Instructions for the task → Please repeat each of the items below word for word, keeping every line unchanged.

=-=-=-=-=

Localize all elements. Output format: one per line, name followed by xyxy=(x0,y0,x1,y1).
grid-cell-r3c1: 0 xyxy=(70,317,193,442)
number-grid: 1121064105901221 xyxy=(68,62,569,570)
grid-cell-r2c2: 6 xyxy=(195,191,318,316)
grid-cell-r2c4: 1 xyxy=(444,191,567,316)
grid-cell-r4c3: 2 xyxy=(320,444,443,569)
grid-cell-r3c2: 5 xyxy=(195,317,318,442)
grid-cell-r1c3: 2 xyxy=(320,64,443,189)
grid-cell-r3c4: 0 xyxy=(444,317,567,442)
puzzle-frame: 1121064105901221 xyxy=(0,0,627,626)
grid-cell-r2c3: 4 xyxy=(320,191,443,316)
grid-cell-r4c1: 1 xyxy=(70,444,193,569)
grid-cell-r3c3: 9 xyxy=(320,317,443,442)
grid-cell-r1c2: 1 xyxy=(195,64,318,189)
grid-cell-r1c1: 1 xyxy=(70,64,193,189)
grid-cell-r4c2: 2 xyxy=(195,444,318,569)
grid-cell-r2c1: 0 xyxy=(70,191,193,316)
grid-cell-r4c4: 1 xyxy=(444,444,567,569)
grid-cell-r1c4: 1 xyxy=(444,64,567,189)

=-=-=-=-=

Solution to this exercise →
Localize all elements. Output format: one per line, name followed by xyxy=(x0,y0,x1,y1).
grid-cell-r3c1: 0 xyxy=(70,317,193,442)
number-grid: 1121064105901221 xyxy=(68,62,569,570)
grid-cell-r2c2: 6 xyxy=(195,191,318,316)
grid-cell-r2c4: 1 xyxy=(444,191,567,316)
grid-cell-r4c3: 2 xyxy=(320,444,443,569)
grid-cell-r3c2: 5 xyxy=(195,317,318,442)
grid-cell-r1c3: 2 xyxy=(320,64,443,189)
grid-cell-r3c4: 0 xyxy=(444,317,567,442)
puzzle-frame: 1121064105901221 xyxy=(0,0,627,626)
grid-cell-r2c3: 4 xyxy=(320,191,443,316)
grid-cell-r4c1: 1 xyxy=(70,444,193,569)
grid-cell-r3c3: 9 xyxy=(320,317,443,442)
grid-cell-r1c2: 1 xyxy=(195,64,318,189)
grid-cell-r1c1: 1 xyxy=(70,64,193,189)
grid-cell-r4c2: 2 xyxy=(195,444,318,569)
grid-cell-r2c1: 0 xyxy=(70,191,193,316)
grid-cell-r4c4: 1 xyxy=(444,444,567,569)
grid-cell-r1c4: 1 xyxy=(444,64,567,189)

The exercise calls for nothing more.